> PROMPT:
A line counts if it contains the word "image" at least once. State how many such lines the records contain, giving the number alone.

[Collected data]
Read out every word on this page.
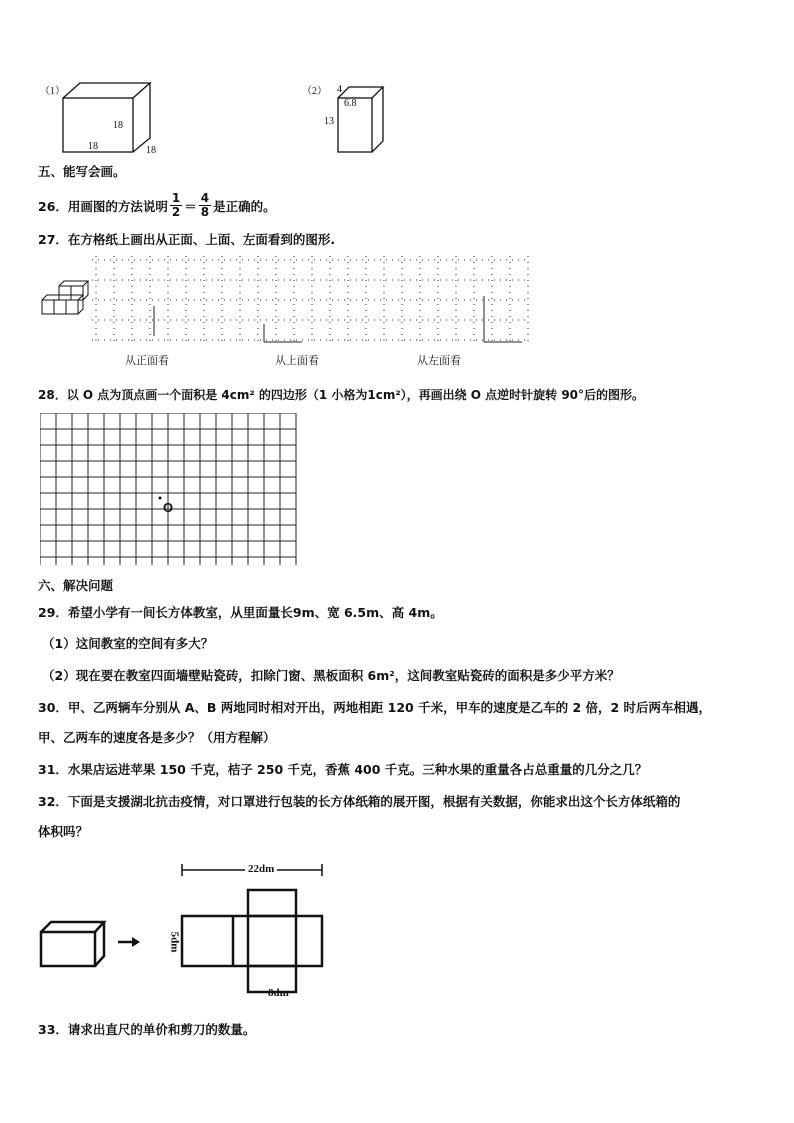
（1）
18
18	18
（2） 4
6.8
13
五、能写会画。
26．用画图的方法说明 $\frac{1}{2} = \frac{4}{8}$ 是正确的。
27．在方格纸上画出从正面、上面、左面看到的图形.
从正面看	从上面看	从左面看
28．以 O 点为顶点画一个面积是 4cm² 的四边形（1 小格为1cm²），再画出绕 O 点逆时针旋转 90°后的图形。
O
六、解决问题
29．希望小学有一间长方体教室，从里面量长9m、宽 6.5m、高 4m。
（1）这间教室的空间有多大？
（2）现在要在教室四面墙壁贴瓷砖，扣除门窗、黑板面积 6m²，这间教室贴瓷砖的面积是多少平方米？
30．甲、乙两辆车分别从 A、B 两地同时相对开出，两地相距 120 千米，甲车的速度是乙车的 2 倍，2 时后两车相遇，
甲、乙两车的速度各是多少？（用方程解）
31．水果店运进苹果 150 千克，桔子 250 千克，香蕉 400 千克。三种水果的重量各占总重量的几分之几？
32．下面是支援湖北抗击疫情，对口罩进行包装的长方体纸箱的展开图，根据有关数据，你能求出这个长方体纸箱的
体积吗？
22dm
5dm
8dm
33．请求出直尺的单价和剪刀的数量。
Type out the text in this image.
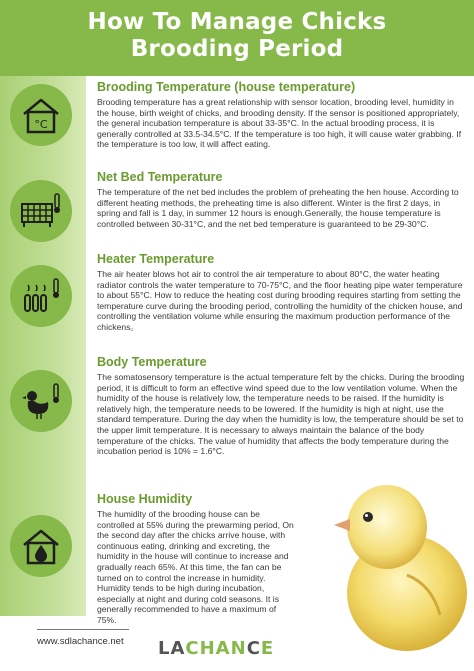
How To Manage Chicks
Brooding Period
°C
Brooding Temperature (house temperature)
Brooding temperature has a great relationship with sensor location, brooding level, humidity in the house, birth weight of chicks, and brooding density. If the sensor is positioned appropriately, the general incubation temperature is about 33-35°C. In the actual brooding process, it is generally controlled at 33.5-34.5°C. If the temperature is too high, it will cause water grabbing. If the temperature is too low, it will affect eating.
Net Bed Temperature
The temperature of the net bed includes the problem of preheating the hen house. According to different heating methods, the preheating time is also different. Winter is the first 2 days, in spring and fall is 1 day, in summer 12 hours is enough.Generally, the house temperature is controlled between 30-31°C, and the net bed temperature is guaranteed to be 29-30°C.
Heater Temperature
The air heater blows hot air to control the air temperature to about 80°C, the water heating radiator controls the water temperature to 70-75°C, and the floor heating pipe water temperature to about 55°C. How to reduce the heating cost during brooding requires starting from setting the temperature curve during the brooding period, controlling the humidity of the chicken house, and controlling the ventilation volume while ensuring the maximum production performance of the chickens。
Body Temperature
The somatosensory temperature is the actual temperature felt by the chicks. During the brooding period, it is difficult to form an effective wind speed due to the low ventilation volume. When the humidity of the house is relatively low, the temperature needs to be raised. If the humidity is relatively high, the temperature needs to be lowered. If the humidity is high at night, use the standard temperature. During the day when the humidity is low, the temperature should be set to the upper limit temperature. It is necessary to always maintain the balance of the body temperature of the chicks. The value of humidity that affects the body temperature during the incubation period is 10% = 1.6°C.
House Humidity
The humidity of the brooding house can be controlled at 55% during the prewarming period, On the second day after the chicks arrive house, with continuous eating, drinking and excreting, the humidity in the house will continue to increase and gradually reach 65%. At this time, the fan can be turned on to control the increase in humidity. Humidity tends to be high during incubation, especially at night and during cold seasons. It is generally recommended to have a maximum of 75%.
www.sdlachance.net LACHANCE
--
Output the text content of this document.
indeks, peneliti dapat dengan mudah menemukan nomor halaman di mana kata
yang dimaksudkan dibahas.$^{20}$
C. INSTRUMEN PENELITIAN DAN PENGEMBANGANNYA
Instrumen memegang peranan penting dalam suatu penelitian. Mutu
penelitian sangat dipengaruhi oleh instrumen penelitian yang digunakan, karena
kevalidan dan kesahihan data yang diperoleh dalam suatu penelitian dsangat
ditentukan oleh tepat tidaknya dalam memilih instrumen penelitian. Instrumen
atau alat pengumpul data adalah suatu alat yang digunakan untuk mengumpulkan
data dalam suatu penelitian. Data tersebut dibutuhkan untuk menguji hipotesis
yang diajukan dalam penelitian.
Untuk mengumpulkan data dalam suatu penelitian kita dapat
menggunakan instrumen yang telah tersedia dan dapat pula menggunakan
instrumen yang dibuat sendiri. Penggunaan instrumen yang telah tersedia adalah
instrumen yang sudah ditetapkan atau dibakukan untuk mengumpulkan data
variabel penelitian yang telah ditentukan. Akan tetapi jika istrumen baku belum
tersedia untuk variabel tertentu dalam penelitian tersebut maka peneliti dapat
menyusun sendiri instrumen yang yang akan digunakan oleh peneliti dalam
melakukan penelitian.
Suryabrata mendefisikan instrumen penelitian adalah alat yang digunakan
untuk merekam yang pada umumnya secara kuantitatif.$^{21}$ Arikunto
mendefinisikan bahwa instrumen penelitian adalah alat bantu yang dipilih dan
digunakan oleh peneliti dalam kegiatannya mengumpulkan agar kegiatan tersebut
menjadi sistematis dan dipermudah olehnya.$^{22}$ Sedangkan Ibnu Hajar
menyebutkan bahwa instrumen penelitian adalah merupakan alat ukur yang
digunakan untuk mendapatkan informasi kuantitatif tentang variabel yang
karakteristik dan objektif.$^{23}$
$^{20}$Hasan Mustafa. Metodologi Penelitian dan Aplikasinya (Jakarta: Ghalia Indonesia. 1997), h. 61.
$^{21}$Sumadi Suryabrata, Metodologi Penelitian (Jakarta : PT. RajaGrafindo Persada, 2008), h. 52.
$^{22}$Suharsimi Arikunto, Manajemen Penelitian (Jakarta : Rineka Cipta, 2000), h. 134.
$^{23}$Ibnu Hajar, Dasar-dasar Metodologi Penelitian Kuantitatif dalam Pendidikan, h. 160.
==
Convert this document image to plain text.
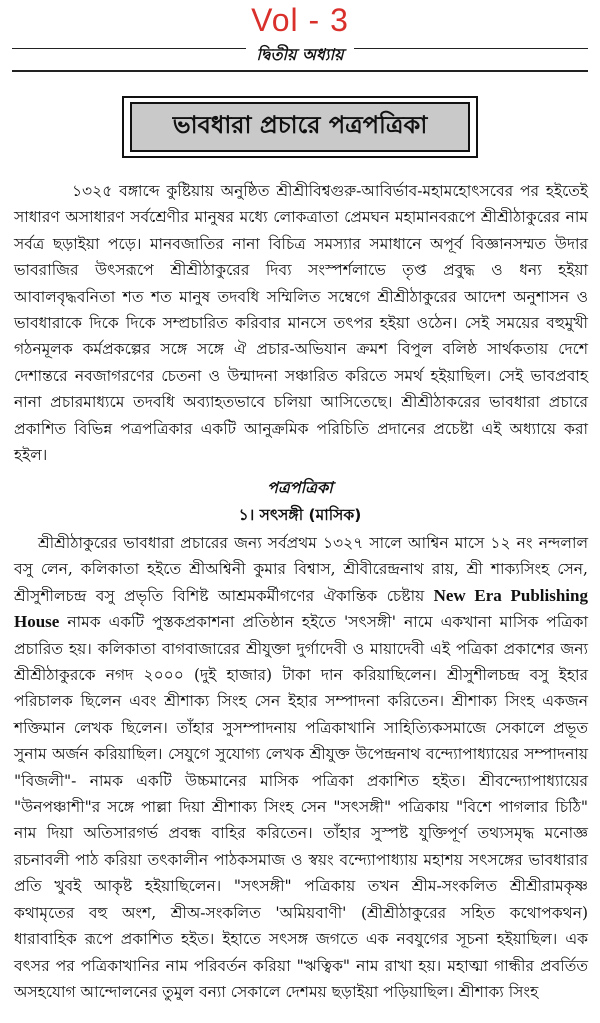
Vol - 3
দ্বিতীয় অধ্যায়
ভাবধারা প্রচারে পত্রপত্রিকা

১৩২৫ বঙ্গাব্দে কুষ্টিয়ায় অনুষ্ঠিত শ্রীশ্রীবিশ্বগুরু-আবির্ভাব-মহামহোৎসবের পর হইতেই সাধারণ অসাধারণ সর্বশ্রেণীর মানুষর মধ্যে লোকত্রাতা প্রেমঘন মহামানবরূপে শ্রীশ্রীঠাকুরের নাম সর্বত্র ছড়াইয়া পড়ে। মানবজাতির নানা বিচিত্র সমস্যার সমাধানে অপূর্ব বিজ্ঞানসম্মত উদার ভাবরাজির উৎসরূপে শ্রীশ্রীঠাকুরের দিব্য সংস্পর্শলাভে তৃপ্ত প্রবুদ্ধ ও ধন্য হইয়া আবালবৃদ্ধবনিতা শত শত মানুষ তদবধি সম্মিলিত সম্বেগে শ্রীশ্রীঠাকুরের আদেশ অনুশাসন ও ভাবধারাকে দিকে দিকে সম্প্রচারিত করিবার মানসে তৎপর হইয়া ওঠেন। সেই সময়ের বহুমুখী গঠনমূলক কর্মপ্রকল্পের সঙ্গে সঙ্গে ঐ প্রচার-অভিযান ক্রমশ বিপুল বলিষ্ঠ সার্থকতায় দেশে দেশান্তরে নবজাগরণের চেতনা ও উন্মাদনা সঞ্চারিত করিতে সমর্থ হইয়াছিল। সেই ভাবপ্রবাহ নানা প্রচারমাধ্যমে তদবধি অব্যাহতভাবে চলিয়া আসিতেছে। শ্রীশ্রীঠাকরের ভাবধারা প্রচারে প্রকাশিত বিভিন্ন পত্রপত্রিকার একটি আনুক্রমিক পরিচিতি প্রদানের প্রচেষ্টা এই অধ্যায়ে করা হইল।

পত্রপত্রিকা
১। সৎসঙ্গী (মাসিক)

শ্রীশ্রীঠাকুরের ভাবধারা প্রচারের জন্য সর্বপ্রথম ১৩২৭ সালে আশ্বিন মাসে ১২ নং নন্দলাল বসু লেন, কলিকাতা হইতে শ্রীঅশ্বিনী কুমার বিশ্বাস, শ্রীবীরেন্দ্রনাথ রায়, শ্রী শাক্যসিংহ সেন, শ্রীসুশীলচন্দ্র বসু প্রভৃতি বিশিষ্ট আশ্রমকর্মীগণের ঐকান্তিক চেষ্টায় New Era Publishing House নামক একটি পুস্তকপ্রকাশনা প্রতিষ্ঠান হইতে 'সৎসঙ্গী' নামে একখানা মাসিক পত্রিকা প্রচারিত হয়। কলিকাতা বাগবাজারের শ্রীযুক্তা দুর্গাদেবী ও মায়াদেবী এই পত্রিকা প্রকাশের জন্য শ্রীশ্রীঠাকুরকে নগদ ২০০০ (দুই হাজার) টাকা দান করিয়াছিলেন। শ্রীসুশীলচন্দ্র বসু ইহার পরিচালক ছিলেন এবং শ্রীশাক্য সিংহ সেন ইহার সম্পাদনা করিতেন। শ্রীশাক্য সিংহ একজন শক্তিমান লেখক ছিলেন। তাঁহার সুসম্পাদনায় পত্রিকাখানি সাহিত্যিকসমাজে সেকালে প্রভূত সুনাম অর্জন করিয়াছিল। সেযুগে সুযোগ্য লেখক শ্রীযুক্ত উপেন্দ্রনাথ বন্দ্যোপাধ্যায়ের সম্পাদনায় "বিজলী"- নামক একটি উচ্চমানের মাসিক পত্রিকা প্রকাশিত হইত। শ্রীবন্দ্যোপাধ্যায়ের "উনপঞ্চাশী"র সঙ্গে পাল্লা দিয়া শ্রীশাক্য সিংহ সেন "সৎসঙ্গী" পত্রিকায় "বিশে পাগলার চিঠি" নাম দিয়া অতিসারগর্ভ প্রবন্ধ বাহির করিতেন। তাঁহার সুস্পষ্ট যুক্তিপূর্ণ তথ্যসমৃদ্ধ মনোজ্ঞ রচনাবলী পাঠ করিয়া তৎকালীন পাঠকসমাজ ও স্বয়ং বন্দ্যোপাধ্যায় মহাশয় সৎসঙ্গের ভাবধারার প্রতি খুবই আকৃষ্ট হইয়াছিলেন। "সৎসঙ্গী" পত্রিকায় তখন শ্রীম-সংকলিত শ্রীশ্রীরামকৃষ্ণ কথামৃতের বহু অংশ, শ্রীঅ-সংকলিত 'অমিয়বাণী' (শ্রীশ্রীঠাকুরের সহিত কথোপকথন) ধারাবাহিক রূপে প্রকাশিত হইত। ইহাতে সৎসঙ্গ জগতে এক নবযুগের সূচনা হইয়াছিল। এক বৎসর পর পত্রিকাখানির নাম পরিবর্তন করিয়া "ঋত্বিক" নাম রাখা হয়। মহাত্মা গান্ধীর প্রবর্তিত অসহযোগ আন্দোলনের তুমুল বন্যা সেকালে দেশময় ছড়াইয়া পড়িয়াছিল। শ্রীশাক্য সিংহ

> THE RESULT:
2